[Records from a data collection]
[start]

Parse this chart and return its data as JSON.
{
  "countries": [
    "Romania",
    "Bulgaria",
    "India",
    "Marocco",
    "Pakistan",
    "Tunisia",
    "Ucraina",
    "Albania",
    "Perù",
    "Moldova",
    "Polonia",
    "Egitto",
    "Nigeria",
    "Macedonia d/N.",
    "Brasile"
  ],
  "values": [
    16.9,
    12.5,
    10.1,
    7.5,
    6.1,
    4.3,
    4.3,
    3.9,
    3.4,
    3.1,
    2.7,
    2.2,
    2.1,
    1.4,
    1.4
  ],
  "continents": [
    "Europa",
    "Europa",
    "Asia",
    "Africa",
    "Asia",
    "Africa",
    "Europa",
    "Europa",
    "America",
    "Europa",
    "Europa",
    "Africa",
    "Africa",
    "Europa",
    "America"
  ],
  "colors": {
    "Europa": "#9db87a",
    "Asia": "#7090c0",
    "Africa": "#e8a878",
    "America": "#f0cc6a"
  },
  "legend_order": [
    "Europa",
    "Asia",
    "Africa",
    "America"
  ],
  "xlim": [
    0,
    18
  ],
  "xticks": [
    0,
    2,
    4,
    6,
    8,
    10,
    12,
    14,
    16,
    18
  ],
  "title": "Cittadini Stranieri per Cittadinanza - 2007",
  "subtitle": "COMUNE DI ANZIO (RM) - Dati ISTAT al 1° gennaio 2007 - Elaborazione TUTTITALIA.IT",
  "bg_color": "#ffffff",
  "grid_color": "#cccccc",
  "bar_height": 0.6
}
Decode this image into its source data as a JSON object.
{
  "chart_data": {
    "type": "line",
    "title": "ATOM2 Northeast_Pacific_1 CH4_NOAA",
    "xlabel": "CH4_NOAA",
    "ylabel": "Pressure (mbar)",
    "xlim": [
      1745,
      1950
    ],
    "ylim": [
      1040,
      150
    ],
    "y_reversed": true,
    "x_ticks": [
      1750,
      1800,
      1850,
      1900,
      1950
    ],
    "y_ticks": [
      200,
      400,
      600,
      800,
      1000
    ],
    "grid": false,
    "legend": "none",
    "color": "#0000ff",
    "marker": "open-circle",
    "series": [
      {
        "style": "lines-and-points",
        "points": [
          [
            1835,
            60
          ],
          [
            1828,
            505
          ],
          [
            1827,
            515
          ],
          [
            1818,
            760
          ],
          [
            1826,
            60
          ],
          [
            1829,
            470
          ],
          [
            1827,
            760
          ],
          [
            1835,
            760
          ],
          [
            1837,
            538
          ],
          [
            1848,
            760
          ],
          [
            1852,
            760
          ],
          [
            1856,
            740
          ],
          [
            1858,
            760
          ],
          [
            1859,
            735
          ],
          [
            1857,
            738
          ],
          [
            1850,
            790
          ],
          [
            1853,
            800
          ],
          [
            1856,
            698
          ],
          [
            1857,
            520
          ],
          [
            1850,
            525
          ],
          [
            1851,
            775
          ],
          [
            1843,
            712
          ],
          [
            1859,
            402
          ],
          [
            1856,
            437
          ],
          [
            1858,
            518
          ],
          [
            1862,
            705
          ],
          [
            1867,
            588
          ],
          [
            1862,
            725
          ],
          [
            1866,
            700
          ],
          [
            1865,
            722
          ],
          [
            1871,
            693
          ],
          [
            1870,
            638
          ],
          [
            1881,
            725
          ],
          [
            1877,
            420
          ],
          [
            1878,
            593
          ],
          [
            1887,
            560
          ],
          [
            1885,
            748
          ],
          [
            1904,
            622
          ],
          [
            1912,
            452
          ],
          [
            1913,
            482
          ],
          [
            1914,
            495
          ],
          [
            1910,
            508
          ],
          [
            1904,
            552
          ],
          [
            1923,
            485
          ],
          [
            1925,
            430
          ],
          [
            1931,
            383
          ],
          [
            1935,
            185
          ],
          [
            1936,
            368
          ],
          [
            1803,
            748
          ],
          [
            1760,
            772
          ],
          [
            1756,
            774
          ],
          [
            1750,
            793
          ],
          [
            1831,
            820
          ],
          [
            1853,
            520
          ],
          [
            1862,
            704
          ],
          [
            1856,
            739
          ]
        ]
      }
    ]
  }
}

[end]

_Short exercise_: Write out the whole listing again. Match it word for word.

_Solution for this task_:
Parse this chart and return its data as JSON.
{
  "countries": [
    "Romania",
    "Bulgaria",
    "India",
    "Marocco",
    "Pakistan",
    "Tunisia",
    "Ucraina",
    "Albania",
    "Perù",
    "Moldova",
    "Polonia",
    "Egitto",
    "Nigeria",
    "Macedonia d/N.",
    "Brasile"
  ],
  "values": [
    16.9,
    12.5,
    10.1,
    7.5,
    6.1,
    4.3,
    4.3,
    3.9,
    3.4,
    3.1,
    2.7,
    2.2,
    2.1,
    1.4,
    1.4
  ],
  "continents": [
    "Europa",
    "Europa",
    "Asia",
    "Africa",
    "Asia",
    "Africa",
    "Europa",
    "Europa",
    "America",
    "Europa",
    "Europa",
    "Africa",
    "Africa",
    "Europa",
    "America"
  ],
  "colors": {
    "Europa": "#9db87a",
    "Asia": "#7090c0",
    "Africa": "#e8a878",
    "America": "#f0cc6a"
  },
  "legend_order": [
    "Europa",
    "Asia",
    "Africa",
    "America"
  ],
  "xlim": [
    0,
    18
  ],
  "xticks": [
    0,
    2,
    4,
    6,
    8,
    10,
    12,
    14,
    16,
    18
  ],
  "title": "Cittadini Stranieri per Cittadinanza - 2007",
  "subtitle": "COMUNE DI ANZIO (RM) - Dati ISTAT al 1° gennaio 2007 - Elaborazione TUTTITALIA.IT",
  "bg_color": "#ffffff",
  "grid_color": "#cccccc",
  "bar_height": 0.6
}
Decode this image into its source data as a JSON object.
{
  "chart_data": {
    "type": "line",
    "title": "ATOM2 Northeast_Pacific_1 CH4_NOAA",
    "xlabel": "CH4_NOAA",
    "ylabel": "Pressure (mbar)",
    "xlim": [
      1745,
      1950
    ],
    "ylim": [
      1040,
      150
    ],
    "y_reversed": true,
    "x_ticks": [
      1750,
      1800,
      1850,
      1900,
      1950
    ],
    "y_ticks": [
      200,
      400,
      600,
      800,
      1000
    ],
    "grid": false,
    "legend": "none",
    "color": "#0000ff",
    "marker": "open-circle",
    "series": [
      {
        "style": "lines-and-points",
        "points": [
          [
            1835,
            60
          ],
          [
            1828,
            505
          ],
          [
            1827,
            515
          ],
          [
            1818,
            760
          ],
          [
            1826,
            60
          ],
          [
            1829,
            470
          ],
          [
            1827,
            760
          ],
          [
            1835,
            760
          ],
          [
            1837,
            538
          ],
          [
            1848,
            760
          ],
          [
            1852,
            760
          ],
          [
            1856,
            740
          ],
          [
            1858,
            760
          ],
          [
            1859,
            735
          ],
          [
            1857,
            738
          ],
          [
            1850,
            790
          ],
          [
            1853,
            800
          ],
          [
            1856,
            698
          ],
          [
            1857,
            520
          ],
          [
            1850,
            525
          ],
          [
            1851,
            775
          ],
          [
            1843,
            712
          ],
          [
            1859,
            402
          ],
          [
            1856,
            437
          ],
          [
            1858,
            518
          ],
          [
            1862,
            705
          ],
          [
            1867,
            588
          ],
          [
            1862,
            725
          ],
          [
            1866,
            700
          ],
          [
            1865,
            722
          ],
          [
            1871,
            693
          ],
          [
            1870,
            638
          ],
          [
            1881,
            725
          ],
          [
            1877,
            420
          ],
          [
            1878,
            593
          ],
          [
            1887,
            560
          ],
          [
            1885,
            748
          ],
          [
            1904,
            622
          ],
          [
            1912,
            452
          ],
          [
            1913,
            482
          ],
          [
            1914,
            495
          ],
          [
            1910,
            508
          ],
          [
            1904,
            552
          ],
          [
            1923,
            485
          ],
          [
            1925,
            430
          ],
          [
            1931,
            383
          ],
          [
            1935,
            185
          ],
          [
            1936,
            368
          ],
          [
            1803,
            748
          ],
          [
            1760,
            772
          ],
          [
            1756,
            774
          ],
          [
            1750,
            793
          ],
          [
            1831,
            820
          ],
          [
            1853,
            520
          ],
          [
            1862,
            704
          ],
          [
            1856,
            739
          ]
        ]
      }
    ]
  }
}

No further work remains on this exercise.